WORK REQUIRED — Go over the entries below line by line, copying each one that contains the word "placement".

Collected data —
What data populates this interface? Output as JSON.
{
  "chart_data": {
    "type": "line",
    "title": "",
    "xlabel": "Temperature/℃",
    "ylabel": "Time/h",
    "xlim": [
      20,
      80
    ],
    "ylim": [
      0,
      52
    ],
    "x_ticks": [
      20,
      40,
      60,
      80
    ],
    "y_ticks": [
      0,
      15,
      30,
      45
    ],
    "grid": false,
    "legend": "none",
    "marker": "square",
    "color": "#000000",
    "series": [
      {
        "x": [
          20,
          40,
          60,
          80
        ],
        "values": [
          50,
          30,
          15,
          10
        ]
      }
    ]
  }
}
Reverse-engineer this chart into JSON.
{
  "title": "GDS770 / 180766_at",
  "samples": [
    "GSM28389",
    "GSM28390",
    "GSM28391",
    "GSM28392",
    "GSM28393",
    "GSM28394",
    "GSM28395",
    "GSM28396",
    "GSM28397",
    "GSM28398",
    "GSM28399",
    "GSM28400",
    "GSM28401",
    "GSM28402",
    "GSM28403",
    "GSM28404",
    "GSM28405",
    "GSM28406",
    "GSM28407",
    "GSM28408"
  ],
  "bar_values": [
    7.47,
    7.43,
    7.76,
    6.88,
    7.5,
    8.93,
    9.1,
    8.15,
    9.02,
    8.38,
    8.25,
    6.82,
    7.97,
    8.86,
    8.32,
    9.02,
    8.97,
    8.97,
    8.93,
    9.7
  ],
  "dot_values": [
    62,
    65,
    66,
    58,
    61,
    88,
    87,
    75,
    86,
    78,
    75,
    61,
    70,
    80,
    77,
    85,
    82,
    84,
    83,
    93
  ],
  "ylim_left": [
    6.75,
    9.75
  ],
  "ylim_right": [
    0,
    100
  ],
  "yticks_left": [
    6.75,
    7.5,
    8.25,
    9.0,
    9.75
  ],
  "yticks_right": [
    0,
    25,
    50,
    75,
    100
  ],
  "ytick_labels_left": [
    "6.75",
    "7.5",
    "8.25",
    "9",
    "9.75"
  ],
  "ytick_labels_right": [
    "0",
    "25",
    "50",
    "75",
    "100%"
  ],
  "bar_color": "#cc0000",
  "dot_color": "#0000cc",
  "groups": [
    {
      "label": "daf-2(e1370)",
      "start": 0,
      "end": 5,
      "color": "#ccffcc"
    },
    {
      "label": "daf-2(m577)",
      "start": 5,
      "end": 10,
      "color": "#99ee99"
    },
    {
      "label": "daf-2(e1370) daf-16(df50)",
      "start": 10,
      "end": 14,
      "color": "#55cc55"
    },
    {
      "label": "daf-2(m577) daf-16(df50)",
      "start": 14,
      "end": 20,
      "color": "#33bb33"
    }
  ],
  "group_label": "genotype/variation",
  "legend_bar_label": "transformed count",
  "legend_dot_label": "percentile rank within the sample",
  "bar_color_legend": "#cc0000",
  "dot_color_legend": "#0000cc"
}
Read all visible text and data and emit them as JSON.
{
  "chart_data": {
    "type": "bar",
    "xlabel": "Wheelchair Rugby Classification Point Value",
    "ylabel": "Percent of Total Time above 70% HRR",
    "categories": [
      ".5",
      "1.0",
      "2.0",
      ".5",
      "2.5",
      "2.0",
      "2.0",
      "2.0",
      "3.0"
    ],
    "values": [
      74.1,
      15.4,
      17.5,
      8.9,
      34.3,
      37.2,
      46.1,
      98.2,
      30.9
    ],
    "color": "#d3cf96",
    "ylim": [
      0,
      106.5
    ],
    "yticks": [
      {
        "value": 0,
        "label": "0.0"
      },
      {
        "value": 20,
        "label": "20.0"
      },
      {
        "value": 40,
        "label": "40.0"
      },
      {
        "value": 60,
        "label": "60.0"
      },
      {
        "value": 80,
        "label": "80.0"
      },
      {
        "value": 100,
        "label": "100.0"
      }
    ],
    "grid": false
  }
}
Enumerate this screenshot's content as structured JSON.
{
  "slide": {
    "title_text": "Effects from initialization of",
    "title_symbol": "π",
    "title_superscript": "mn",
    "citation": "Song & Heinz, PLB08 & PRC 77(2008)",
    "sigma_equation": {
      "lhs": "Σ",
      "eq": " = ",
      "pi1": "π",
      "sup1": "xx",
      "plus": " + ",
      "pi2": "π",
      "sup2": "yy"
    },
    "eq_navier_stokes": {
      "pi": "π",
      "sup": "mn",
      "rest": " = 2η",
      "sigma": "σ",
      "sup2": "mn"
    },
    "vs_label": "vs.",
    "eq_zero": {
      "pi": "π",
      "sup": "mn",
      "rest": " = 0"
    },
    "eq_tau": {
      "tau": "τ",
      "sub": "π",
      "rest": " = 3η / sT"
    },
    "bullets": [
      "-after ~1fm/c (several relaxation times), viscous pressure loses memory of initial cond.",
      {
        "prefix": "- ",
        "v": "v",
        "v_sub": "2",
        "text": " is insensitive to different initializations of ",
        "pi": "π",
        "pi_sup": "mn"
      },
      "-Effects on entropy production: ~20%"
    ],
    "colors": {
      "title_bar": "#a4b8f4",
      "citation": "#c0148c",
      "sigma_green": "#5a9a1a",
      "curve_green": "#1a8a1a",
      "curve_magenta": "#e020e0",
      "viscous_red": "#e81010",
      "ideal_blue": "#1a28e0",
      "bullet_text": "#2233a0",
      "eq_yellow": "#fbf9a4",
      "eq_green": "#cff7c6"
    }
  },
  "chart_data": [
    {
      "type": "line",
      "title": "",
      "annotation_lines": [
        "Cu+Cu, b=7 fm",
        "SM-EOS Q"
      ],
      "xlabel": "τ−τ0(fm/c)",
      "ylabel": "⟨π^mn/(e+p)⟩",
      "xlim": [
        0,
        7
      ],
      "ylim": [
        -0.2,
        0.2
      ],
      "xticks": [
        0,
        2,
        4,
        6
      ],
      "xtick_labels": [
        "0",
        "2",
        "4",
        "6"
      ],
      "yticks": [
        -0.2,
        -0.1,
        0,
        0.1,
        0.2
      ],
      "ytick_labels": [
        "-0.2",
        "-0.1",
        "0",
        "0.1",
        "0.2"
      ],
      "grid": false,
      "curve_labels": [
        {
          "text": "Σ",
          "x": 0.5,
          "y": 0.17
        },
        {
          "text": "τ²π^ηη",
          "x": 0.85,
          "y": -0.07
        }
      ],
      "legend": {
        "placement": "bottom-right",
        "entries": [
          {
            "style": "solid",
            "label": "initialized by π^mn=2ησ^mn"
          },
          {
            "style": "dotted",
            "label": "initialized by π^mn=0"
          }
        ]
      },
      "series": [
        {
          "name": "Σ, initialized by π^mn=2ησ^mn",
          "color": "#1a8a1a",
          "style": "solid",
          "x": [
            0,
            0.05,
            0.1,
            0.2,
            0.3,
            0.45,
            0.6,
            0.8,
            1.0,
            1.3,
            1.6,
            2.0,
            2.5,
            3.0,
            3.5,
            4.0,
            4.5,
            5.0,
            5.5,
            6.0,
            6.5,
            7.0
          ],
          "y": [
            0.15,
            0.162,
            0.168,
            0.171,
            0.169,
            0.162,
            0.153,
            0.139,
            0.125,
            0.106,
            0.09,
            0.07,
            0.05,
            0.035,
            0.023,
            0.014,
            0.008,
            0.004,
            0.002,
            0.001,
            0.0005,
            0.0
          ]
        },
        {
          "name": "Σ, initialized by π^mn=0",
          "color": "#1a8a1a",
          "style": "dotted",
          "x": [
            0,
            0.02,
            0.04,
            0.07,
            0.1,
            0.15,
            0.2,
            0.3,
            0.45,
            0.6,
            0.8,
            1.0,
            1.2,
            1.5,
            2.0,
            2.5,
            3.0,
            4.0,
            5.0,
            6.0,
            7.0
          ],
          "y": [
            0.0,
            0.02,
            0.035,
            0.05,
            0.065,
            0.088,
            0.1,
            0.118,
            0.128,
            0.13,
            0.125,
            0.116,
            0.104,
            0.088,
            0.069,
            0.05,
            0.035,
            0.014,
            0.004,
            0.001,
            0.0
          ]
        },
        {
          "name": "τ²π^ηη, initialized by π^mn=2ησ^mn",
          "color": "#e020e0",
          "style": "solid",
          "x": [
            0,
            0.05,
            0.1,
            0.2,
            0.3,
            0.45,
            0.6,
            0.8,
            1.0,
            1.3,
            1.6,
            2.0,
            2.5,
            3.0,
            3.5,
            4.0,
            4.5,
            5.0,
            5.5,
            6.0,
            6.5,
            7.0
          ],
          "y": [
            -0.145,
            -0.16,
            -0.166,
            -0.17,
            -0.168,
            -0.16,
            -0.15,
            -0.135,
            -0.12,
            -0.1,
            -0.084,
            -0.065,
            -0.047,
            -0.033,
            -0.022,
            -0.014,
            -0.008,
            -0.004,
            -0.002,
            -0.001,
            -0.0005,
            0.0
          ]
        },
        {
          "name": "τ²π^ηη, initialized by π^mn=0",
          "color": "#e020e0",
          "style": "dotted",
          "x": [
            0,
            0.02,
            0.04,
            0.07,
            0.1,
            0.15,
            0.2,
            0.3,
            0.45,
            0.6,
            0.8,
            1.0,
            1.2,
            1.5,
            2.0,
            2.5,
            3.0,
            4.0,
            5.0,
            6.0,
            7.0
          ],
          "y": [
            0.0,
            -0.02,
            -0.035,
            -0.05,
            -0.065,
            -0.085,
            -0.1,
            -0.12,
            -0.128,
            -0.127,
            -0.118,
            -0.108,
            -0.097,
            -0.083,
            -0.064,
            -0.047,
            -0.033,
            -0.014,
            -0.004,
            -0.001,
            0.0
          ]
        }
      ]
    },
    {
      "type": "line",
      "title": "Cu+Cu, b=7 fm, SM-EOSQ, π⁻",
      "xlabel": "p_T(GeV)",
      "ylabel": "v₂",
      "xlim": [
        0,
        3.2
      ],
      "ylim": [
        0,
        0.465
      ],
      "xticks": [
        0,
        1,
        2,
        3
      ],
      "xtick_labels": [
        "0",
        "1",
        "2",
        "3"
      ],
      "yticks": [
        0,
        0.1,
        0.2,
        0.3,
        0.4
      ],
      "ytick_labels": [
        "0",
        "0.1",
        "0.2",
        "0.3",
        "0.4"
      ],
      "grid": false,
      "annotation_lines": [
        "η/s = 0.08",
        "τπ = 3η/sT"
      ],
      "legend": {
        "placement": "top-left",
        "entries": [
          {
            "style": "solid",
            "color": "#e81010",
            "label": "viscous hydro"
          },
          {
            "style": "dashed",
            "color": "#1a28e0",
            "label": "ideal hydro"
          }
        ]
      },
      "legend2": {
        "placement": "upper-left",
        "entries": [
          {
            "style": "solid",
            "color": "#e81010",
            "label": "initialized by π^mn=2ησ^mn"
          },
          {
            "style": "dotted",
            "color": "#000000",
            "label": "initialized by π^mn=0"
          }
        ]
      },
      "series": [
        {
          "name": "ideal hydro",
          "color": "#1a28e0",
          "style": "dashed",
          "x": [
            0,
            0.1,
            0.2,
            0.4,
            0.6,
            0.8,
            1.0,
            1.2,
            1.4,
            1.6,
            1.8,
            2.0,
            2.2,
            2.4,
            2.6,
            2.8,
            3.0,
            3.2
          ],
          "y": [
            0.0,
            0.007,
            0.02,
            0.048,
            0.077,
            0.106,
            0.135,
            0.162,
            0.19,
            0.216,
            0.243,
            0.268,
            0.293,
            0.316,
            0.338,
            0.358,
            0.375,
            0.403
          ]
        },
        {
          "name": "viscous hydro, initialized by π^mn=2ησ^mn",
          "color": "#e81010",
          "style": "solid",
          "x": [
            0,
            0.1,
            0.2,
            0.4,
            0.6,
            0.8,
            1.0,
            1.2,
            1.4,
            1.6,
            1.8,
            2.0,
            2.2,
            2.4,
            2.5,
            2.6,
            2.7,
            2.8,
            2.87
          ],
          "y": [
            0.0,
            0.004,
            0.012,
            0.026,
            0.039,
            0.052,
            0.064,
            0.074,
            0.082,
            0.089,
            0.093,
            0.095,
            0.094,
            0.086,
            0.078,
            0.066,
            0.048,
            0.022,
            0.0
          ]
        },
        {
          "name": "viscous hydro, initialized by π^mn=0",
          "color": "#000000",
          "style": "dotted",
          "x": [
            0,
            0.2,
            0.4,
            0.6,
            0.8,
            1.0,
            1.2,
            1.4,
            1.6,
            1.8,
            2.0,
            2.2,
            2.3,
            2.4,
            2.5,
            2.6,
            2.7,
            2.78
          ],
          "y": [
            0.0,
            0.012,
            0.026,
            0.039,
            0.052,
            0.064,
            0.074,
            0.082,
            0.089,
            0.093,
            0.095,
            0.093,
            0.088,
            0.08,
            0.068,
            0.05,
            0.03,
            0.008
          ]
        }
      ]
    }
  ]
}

WRITTEN SOLUTION —
        "placement": "bottom-right",
        "placement": "top-left",
        "placement": "upper-left",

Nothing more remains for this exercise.